▸ **Brief**
Give all the lines below again, exactly, with no pictures.

[Dataset rows]

_ _ _ _ _ _ _

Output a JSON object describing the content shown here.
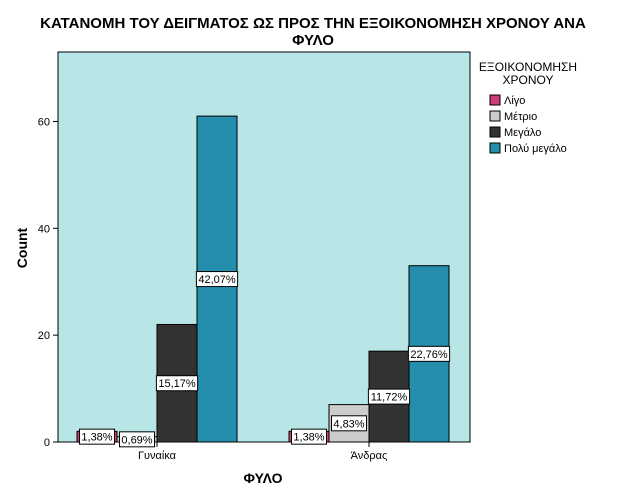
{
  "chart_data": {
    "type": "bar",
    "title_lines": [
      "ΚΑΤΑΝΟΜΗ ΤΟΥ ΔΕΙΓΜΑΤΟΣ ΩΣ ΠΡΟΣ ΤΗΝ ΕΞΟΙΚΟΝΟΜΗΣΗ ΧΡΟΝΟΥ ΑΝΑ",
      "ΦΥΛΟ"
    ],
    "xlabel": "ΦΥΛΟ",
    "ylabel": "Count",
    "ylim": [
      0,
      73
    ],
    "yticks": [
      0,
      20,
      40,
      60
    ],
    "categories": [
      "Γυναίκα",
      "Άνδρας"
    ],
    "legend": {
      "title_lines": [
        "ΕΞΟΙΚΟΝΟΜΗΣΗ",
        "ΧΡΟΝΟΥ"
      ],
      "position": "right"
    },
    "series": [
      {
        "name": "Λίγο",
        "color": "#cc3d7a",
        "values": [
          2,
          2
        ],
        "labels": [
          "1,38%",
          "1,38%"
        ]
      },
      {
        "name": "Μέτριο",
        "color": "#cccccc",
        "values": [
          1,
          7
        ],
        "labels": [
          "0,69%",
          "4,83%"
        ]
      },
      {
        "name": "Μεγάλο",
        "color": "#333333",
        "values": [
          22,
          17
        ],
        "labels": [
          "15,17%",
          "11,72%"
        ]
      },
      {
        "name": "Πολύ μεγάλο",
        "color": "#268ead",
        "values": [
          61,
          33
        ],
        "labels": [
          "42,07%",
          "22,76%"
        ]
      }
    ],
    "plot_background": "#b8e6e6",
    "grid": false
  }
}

_ _ _ _ _ _ _

▸ **Written response**
Output a JSON object describing the content shown here.
{
  "chart_data": {
    "type": "bar",
    "title_lines": [
      "ΚΑΤΑΝΟΜΗ ΤΟΥ ΔΕΙΓΜΑΤΟΣ ΩΣ ΠΡΟΣ ΤΗΝ ΕΞΟΙΚΟΝΟΜΗΣΗ ΧΡΟΝΟΥ ΑΝΑ",
      "ΦΥΛΟ"
    ],
    "xlabel": "ΦΥΛΟ",
    "ylabel": "Count",
    "ylim": [
      0,
      73
    ],
    "yticks": [
      0,
      20,
      40,
      60
    ],
    "categories": [
      "Γυναίκα",
      "Άνδρας"
    ],
    "legend": {
      "title_lines": [
        "ΕΞΟΙΚΟΝΟΜΗΣΗ",
        "ΧΡΟΝΟΥ"
      ],
      "position": "right"
    },
    "series": [
      {
        "name": "Λίγο",
        "color": "#cc3d7a",
        "values": [
          2,
          2
        ],
        "labels": [
          "1,38%",
          "1,38%"
        ]
      },
      {
        "name": "Μέτριο",
        "color": "#cccccc",
        "values": [
          1,
          7
        ],
        "labels": [
          "0,69%",
          "4,83%"
        ]
      },
      {
        "name": "Μεγάλο",
        "color": "#333333",
        "values": [
          22,
          17
        ],
        "labels": [
          "15,17%",
          "11,72%"
        ]
      },
      {
        "name": "Πολύ μεγάλο",
        "color": "#268ead",
        "values": [
          61,
          33
        ],
        "labels": [
          "42,07%",
          "22,76%"
        ]
      }
    ],
    "plot_background": "#b8e6e6",
    "grid": false
  }
}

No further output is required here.